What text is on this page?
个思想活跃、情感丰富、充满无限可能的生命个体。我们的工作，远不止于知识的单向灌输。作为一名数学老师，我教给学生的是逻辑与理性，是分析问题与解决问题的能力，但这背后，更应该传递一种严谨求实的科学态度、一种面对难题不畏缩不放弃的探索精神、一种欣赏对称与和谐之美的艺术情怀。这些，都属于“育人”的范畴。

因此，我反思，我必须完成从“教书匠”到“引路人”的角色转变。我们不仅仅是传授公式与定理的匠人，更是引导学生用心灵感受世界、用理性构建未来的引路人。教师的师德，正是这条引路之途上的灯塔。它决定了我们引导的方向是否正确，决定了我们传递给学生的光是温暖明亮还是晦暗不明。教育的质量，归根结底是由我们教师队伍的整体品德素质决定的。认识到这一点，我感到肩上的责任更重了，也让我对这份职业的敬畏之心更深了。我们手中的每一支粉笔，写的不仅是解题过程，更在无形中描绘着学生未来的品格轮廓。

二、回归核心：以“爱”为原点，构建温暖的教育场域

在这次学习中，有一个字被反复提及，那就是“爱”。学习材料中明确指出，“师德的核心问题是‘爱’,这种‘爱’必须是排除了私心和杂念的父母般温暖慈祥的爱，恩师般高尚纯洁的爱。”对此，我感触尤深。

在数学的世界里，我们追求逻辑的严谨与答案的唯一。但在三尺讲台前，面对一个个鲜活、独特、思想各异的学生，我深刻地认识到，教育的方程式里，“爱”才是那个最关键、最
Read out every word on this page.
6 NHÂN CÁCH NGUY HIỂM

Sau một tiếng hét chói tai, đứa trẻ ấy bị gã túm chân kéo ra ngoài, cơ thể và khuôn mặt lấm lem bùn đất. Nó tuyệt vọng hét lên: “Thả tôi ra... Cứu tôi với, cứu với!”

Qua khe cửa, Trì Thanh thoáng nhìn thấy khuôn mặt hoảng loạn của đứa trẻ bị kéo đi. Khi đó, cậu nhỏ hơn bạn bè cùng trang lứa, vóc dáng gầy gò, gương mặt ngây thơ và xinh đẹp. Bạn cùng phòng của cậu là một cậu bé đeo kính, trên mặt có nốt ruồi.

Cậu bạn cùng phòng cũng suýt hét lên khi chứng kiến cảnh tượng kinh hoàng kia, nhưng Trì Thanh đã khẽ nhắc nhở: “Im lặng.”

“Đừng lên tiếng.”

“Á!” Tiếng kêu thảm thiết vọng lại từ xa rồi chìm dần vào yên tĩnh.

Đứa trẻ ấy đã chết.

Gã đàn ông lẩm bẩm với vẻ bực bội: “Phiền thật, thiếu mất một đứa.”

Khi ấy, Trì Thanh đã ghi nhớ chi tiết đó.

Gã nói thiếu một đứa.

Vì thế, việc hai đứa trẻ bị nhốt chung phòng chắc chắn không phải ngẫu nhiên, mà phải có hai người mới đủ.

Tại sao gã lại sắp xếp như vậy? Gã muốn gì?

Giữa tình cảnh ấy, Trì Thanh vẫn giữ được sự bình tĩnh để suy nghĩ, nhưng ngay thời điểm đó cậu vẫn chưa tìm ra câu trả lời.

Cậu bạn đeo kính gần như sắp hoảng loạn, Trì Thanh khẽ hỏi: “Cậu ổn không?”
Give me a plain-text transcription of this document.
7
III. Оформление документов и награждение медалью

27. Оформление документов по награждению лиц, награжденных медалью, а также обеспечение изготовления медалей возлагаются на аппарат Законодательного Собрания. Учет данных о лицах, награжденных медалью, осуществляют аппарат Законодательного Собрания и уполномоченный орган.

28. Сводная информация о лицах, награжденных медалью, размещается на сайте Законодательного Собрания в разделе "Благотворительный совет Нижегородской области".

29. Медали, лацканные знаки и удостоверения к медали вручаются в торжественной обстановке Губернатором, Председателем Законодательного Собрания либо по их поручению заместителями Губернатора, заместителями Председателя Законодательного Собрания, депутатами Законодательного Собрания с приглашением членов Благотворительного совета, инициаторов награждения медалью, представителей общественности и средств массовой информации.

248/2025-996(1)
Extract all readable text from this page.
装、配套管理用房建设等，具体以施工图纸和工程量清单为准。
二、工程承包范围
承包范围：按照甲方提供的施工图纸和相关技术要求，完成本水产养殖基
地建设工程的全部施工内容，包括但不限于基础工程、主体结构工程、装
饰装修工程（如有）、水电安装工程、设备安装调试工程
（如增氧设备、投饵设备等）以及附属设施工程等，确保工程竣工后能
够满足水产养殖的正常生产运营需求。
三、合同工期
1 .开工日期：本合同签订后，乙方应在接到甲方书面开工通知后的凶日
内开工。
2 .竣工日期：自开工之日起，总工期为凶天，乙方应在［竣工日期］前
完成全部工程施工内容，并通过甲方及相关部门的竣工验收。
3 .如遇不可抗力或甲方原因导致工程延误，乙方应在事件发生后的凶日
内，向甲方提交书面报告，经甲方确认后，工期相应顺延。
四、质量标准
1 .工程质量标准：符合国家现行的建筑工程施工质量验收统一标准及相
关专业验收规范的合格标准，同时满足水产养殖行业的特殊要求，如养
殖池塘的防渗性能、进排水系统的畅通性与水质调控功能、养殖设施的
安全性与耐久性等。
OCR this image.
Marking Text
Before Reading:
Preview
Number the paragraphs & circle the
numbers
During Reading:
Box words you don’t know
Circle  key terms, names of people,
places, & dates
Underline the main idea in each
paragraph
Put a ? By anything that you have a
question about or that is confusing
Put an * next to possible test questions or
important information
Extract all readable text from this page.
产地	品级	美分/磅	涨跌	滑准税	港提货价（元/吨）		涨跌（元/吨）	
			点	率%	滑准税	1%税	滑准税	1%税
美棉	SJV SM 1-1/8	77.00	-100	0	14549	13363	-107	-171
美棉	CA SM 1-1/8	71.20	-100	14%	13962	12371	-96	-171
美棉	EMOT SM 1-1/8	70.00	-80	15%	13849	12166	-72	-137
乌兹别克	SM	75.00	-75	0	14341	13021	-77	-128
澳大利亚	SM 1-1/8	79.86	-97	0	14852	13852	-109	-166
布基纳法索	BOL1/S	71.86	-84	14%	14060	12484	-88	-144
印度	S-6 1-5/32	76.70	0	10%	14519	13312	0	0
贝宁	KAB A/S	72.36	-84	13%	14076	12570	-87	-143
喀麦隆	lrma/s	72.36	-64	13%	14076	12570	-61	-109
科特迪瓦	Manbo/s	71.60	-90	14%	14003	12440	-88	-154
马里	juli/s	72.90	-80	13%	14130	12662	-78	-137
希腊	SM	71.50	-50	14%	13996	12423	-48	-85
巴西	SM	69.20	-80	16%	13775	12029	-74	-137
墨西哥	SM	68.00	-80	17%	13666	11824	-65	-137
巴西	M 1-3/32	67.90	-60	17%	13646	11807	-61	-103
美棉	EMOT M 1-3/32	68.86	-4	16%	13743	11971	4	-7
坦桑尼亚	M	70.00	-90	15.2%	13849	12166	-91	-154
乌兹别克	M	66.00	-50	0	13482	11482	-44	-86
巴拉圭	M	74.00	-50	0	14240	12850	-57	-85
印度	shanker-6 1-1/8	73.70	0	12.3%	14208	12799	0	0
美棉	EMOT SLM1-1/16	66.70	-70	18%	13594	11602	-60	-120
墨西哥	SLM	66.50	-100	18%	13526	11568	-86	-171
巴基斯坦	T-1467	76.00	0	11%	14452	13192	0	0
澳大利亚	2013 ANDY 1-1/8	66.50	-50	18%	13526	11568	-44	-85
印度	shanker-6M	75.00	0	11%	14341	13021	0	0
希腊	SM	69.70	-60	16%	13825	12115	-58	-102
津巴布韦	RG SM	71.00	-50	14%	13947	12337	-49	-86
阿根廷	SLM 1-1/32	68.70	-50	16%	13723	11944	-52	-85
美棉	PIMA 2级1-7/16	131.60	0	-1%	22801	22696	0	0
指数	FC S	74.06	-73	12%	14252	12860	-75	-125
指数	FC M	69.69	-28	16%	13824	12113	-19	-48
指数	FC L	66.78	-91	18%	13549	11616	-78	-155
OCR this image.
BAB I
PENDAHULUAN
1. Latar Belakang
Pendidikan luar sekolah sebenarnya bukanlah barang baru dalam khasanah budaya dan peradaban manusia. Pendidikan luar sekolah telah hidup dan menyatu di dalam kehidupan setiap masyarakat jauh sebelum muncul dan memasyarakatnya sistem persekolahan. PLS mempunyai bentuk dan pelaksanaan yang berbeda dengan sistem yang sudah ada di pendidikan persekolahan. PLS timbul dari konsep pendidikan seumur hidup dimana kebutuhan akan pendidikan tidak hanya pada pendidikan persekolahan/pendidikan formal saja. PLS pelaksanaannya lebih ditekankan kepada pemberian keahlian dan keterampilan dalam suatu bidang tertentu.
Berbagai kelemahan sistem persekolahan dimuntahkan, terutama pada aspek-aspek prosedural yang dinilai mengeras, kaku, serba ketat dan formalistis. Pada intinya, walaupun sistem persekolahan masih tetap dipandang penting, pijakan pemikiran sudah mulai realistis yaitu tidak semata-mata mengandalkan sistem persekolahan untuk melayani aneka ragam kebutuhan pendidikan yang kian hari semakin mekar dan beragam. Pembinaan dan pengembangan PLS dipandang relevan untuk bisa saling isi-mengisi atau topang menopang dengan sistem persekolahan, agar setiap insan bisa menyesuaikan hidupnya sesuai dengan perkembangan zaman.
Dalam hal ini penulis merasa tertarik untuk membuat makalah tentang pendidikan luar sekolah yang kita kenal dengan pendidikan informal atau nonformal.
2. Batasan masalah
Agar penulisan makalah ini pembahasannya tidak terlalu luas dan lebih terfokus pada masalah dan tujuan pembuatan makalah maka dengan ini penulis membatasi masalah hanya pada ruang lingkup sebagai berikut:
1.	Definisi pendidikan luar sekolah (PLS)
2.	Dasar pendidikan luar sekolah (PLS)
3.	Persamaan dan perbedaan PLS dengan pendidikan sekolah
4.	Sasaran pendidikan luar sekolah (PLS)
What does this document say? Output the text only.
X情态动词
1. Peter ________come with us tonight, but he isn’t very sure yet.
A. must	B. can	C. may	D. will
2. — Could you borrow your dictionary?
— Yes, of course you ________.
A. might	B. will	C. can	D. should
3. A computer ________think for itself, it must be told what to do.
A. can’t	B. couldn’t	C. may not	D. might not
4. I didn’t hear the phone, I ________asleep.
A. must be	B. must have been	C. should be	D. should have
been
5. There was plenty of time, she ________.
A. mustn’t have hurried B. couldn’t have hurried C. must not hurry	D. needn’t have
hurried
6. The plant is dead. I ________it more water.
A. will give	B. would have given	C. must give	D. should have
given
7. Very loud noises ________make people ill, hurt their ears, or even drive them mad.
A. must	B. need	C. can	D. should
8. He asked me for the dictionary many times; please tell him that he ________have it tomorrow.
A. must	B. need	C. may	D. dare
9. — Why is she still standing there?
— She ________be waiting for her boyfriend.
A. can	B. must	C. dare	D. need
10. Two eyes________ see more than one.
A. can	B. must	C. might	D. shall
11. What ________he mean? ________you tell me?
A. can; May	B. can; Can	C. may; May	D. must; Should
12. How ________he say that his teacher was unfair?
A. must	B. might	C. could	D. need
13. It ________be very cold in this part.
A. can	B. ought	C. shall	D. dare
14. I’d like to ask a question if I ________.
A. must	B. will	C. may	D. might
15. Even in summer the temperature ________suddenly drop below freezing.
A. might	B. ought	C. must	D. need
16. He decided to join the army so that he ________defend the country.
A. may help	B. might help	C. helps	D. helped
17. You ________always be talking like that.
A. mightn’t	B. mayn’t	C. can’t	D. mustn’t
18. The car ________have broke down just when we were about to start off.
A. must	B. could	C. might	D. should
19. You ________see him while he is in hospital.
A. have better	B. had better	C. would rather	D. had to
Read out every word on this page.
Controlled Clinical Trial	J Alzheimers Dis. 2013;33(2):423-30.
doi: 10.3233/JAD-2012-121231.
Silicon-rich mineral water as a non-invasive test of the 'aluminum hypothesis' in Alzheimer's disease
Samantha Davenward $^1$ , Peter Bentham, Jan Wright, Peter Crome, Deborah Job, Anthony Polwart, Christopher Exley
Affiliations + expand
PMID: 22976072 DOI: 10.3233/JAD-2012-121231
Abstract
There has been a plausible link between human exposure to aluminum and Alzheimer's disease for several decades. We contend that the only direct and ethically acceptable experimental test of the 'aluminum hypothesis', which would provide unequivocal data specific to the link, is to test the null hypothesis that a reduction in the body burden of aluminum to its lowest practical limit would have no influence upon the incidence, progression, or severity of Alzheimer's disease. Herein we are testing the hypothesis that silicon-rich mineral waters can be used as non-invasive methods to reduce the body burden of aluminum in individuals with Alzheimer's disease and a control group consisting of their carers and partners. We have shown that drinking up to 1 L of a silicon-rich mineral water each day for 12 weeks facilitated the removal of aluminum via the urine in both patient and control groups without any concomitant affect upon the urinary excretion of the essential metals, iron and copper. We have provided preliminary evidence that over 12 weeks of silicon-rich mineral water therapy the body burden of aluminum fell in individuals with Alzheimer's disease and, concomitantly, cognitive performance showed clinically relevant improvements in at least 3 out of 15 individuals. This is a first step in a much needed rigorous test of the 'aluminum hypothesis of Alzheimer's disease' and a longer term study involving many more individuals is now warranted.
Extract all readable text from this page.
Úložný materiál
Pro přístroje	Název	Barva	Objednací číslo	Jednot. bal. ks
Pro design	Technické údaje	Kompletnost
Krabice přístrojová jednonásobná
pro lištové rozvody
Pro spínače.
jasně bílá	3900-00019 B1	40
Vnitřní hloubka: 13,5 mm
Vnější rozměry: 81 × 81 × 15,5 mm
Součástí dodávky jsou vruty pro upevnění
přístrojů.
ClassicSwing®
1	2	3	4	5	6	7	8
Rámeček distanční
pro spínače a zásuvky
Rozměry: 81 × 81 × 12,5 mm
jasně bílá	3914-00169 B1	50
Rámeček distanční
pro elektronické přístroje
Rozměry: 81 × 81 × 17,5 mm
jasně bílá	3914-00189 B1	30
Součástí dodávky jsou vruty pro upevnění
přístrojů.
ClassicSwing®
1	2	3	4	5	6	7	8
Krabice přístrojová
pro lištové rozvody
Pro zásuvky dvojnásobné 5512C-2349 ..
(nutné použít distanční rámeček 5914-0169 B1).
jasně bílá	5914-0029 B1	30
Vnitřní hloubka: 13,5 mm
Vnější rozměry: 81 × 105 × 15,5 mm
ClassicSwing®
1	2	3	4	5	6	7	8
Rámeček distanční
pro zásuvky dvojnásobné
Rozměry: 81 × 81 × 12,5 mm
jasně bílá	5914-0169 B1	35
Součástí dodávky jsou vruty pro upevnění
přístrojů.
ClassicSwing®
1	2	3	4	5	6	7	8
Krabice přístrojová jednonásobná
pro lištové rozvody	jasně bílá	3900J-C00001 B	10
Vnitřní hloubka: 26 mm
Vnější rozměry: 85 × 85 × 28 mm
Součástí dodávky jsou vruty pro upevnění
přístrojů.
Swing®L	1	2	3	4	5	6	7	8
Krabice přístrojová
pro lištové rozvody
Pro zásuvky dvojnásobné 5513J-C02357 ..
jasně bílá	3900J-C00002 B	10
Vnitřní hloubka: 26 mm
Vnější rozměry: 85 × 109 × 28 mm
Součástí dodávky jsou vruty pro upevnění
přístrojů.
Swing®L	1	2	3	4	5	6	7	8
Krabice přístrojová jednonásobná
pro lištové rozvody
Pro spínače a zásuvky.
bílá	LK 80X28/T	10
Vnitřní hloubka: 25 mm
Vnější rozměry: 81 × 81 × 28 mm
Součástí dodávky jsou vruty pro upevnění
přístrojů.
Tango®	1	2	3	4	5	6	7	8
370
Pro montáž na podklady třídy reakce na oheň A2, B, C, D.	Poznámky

----------

◆ Set exercise ◆
State how many lines of the listing hold the string "thiếu"; reply with the number and nothing else.

◆ The reply ◆
2